» Set exercise
Look through the data below and report how many lines include "down". Only the number should be given.

Data records:

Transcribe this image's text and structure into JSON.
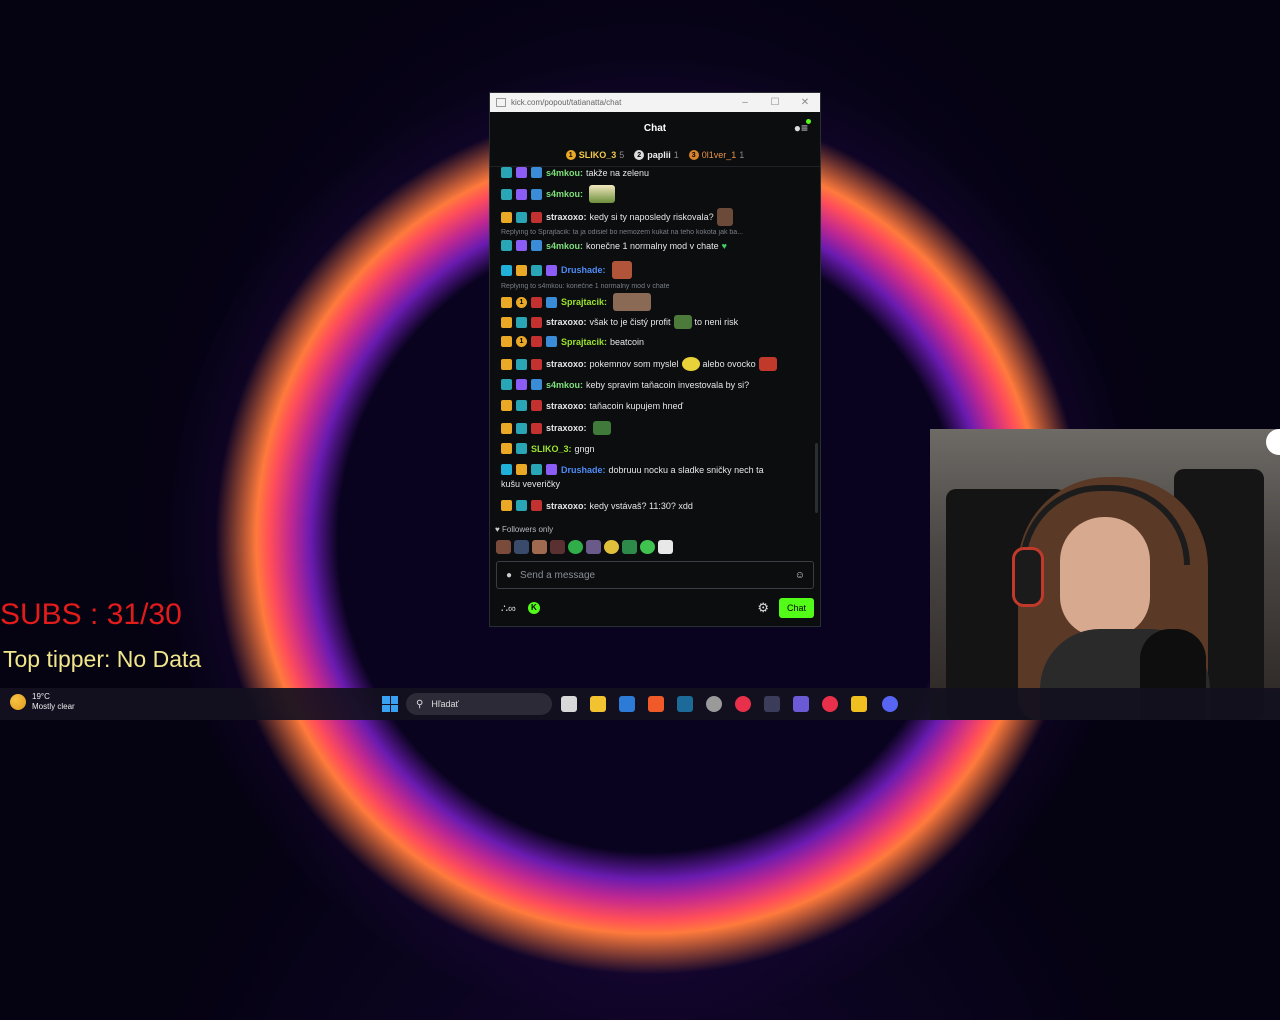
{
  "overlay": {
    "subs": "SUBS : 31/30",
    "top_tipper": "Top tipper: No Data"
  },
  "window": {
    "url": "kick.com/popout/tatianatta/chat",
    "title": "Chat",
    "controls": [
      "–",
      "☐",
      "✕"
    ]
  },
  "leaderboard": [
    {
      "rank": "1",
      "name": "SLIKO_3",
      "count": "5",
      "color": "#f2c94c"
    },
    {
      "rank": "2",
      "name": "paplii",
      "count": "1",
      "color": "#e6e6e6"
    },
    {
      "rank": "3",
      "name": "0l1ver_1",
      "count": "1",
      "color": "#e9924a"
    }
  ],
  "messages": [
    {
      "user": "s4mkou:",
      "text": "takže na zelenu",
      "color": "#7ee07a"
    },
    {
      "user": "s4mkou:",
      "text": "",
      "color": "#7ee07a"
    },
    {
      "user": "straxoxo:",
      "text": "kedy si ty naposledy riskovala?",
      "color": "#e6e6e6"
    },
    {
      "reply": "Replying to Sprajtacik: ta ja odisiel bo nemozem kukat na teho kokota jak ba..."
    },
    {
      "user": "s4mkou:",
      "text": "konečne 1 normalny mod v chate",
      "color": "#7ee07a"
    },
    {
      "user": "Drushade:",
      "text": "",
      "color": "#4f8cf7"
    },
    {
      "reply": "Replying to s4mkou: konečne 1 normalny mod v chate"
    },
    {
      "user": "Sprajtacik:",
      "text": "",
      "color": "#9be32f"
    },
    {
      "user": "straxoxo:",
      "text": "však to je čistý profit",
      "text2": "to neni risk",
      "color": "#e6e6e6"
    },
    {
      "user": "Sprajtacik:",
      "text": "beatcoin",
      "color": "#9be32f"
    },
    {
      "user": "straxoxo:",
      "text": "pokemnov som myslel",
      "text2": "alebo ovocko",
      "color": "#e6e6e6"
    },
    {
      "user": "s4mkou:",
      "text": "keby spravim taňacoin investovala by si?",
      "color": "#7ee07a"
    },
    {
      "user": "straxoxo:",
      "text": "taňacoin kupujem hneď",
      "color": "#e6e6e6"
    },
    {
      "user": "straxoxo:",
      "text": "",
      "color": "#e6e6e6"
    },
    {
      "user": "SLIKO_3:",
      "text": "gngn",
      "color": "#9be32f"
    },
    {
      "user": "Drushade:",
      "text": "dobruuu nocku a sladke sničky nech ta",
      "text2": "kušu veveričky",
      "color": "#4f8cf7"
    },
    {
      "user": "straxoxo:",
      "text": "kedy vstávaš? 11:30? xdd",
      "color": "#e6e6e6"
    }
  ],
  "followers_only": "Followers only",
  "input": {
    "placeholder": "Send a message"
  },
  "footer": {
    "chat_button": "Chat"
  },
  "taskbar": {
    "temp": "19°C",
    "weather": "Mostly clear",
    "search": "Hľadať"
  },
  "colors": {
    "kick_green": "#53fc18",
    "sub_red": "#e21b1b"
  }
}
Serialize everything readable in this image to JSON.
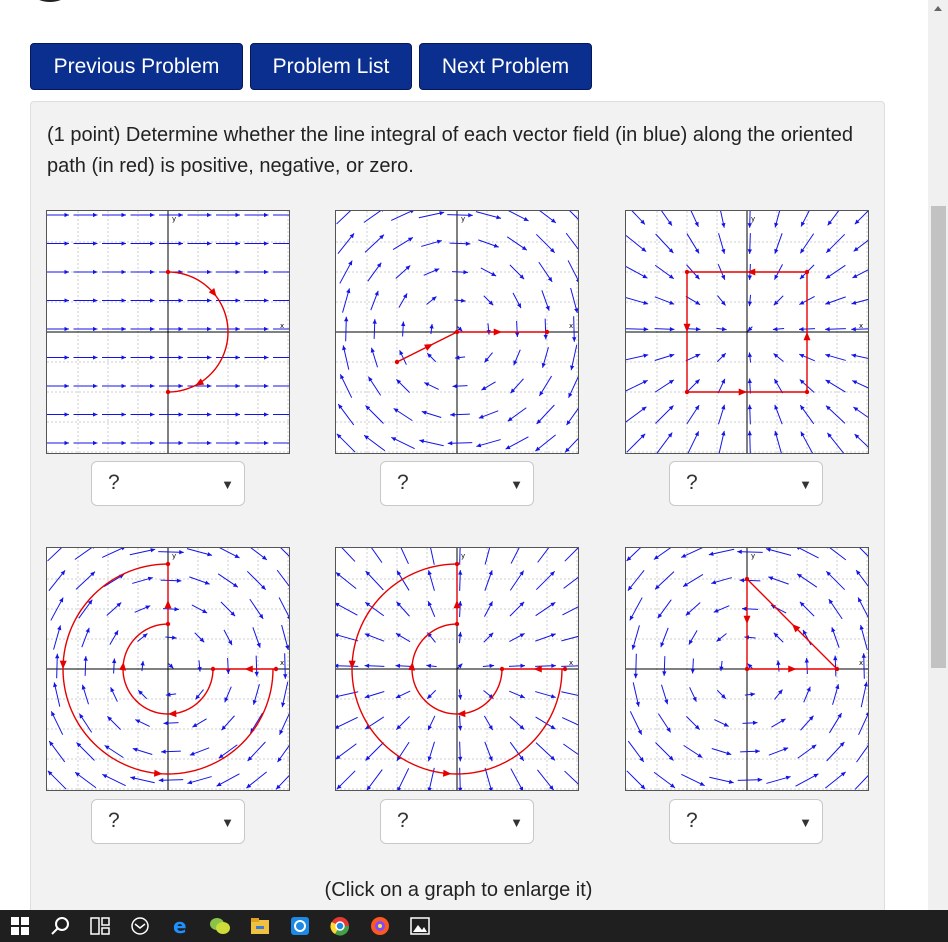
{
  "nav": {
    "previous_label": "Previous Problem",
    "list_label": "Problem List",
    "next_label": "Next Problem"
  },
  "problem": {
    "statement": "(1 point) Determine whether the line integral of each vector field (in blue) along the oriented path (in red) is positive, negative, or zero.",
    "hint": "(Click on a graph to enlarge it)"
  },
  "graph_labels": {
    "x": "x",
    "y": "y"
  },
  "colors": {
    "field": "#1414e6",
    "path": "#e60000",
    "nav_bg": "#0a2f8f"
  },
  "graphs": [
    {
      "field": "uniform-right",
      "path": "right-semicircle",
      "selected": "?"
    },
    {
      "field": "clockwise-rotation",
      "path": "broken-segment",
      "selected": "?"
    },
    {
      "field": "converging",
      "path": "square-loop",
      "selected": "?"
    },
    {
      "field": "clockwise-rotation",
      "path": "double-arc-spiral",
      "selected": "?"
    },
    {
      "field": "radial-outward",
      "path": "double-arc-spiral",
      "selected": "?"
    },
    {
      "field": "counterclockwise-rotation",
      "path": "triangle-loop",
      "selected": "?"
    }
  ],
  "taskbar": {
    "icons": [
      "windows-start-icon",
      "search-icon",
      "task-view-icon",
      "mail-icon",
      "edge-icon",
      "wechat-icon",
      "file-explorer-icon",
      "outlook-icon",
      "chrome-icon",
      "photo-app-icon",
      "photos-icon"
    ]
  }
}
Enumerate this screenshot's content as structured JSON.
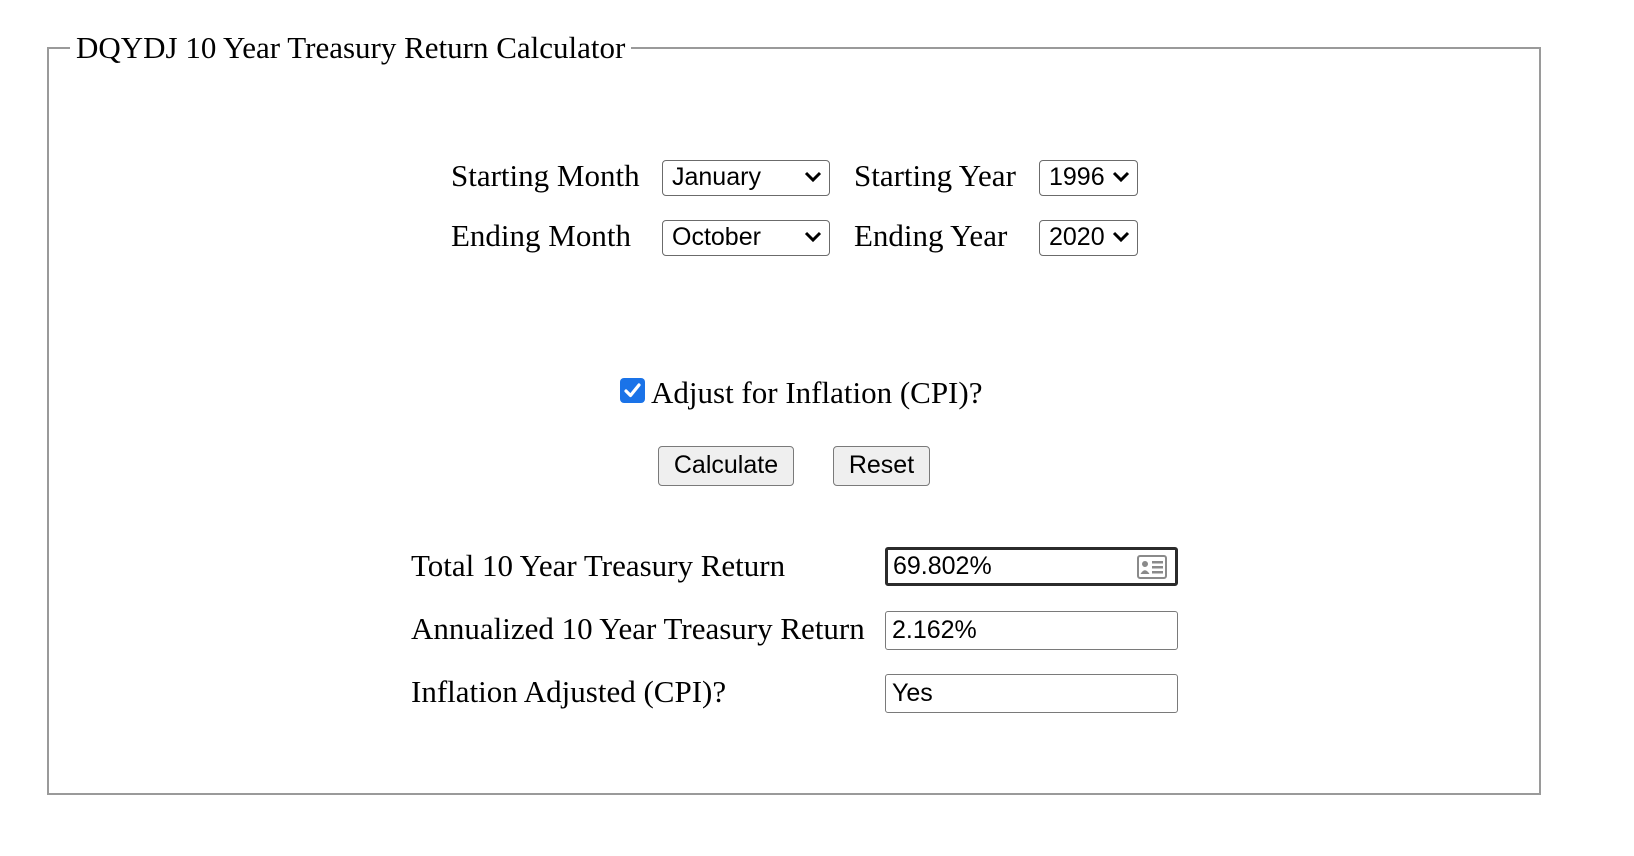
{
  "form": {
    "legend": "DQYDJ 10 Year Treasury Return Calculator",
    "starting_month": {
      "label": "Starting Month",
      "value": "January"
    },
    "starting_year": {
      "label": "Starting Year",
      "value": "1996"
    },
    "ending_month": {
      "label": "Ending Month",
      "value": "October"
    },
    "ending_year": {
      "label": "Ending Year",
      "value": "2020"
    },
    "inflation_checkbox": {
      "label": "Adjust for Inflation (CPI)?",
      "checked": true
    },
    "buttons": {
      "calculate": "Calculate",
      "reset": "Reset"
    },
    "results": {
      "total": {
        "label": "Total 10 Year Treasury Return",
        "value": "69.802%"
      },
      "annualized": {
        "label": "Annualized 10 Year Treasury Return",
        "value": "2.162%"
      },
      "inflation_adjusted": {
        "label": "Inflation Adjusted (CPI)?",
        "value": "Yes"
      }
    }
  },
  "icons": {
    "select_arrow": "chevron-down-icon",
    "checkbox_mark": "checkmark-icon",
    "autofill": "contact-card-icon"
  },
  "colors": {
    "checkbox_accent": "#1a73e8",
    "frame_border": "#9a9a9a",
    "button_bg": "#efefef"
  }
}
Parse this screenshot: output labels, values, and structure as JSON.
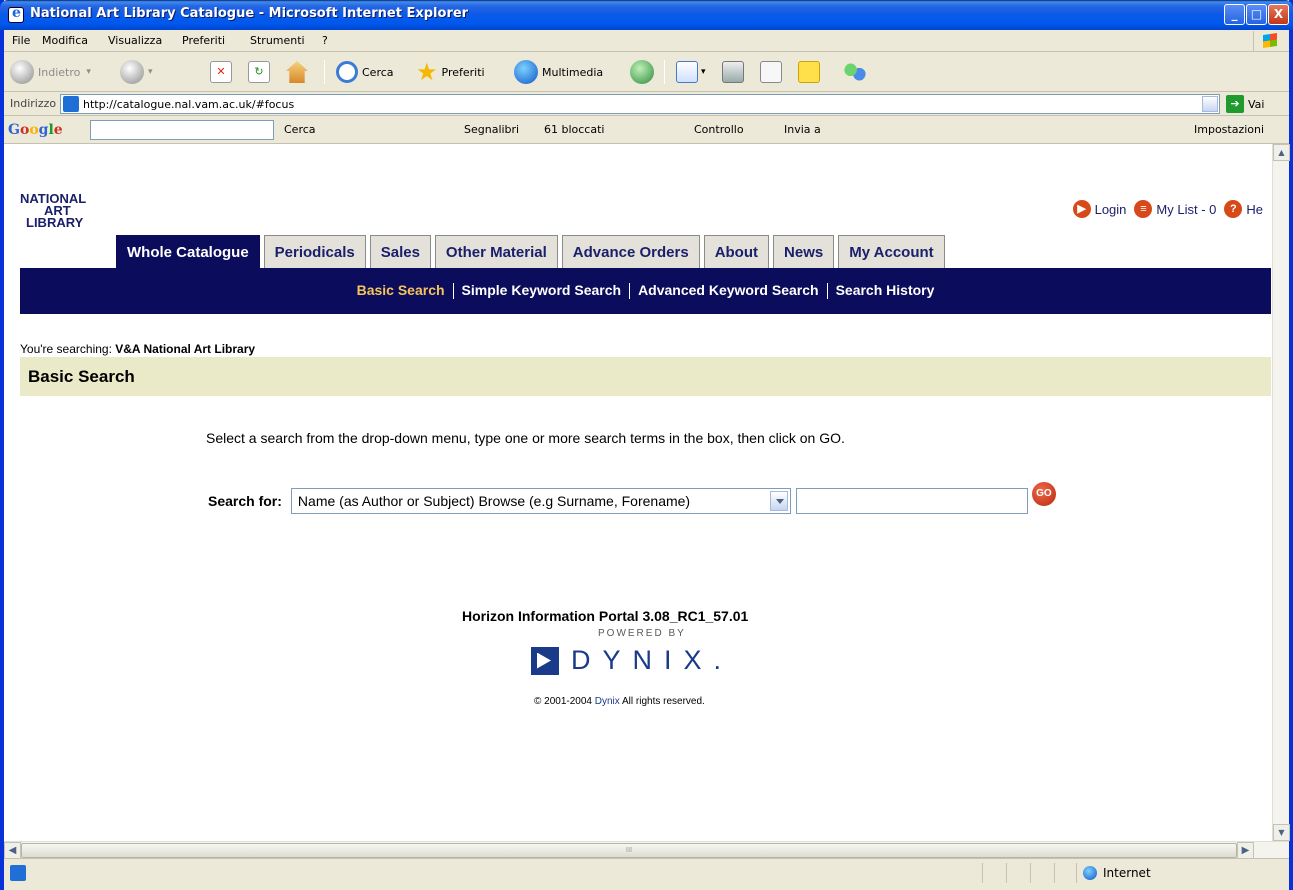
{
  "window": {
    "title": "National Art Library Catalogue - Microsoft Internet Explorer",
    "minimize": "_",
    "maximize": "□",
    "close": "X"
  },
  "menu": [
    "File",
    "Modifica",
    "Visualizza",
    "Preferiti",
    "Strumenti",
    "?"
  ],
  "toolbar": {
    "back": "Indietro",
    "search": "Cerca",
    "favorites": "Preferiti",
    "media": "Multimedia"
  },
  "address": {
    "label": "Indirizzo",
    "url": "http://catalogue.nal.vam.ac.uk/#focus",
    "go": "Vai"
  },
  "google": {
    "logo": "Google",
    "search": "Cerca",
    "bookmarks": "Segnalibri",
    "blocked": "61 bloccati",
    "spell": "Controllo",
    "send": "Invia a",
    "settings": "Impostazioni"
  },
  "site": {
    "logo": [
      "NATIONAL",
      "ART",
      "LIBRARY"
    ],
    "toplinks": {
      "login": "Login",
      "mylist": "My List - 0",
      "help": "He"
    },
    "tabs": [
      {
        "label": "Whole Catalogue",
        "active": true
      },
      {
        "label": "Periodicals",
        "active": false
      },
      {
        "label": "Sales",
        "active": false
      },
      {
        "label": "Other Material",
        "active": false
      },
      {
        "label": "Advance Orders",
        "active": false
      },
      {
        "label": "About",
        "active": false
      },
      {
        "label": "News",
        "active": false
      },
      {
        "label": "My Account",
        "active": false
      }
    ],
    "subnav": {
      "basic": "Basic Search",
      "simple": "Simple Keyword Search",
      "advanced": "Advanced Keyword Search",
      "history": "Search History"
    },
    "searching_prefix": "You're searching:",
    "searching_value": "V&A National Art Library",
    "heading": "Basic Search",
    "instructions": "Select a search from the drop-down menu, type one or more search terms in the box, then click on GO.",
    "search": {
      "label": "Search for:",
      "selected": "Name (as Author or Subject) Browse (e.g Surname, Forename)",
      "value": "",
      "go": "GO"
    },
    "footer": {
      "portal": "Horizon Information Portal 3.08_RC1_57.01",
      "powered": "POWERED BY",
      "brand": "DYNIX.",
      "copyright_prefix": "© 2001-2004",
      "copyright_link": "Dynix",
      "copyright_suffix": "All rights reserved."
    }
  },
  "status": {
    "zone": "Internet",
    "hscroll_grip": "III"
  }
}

» Task response
2